Prompt:
Your task is to output the data exactly as it stands.

Data excerpts:
• • • • • • •
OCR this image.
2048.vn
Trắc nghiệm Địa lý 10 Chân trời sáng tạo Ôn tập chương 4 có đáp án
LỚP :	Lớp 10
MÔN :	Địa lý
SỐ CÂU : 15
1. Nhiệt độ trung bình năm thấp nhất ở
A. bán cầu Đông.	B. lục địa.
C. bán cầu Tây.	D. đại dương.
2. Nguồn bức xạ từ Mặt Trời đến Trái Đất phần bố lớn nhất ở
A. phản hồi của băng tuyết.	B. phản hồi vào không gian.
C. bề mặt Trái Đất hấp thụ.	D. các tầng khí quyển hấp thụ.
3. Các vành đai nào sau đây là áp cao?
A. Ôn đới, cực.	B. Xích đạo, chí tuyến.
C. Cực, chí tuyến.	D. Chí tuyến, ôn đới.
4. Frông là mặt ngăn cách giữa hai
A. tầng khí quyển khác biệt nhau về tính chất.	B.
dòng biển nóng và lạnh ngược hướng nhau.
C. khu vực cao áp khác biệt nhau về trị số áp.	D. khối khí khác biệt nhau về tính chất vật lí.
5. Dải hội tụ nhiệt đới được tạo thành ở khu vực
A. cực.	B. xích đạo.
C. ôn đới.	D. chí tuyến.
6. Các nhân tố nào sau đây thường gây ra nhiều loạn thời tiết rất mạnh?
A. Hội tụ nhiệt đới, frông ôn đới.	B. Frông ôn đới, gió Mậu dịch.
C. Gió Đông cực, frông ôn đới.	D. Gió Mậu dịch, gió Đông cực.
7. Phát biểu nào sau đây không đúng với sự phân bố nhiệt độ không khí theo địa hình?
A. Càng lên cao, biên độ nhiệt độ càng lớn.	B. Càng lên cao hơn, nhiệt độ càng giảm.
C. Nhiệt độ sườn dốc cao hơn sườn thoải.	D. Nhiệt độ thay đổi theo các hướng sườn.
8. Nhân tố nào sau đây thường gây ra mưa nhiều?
• • • • • • •
Response:
OCR this image.
2048.vn
Trắc nghiệm Địa lý 10 Chân trời sáng tạo Ôn tập chương 4 có đáp án
LỚP :	Lớp 10
MÔN :	Địa lý
SỐ CÂU : 15
1. Nhiệt độ trung bình năm thấp nhất ở
A. bán cầu Đông.	B. lục địa.
C. bán cầu Tây.	D. đại dương.
2. Nguồn bức xạ từ Mặt Trời đến Trái Đất phần bố lớn nhất ở
A. phản hồi của băng tuyết.	B. phản hồi vào không gian.
C. bề mặt Trái Đất hấp thụ.	D. các tầng khí quyển hấp thụ.
3. Các vành đai nào sau đây là áp cao?
A. Ôn đới, cực.	B. Xích đạo, chí tuyến.
C. Cực, chí tuyến.	D. Chí tuyến, ôn đới.
4. Frông là mặt ngăn cách giữa hai
A. tầng khí quyển khác biệt nhau về tính chất.	B.
dòng biển nóng và lạnh ngược hướng nhau.
C. khu vực cao áp khác biệt nhau về trị số áp.	D. khối khí khác biệt nhau về tính chất vật lí.
5. Dải hội tụ nhiệt đới được tạo thành ở khu vực
A. cực.	B. xích đạo.
C. ôn đới.	D. chí tuyến.
6. Các nhân tố nào sau đây thường gây ra nhiều loạn thời tiết rất mạnh?
A. Hội tụ nhiệt đới, frông ôn đới.	B. Frông ôn đới, gió Mậu dịch.
C. Gió Đông cực, frông ôn đới.	D. Gió Mậu dịch, gió Đông cực.
7. Phát biểu nào sau đây không đúng với sự phân bố nhiệt độ không khí theo địa hình?
A. Càng lên cao, biên độ nhiệt độ càng lớn.	B. Càng lên cao hơn, nhiệt độ càng giảm.
C. Nhiệt độ sườn dốc cao hơn sườn thoải.	D. Nhiệt độ thay đổi theo các hướng sườn.
8. Nhân tố nào sau đây thường gây ra mưa nhiều?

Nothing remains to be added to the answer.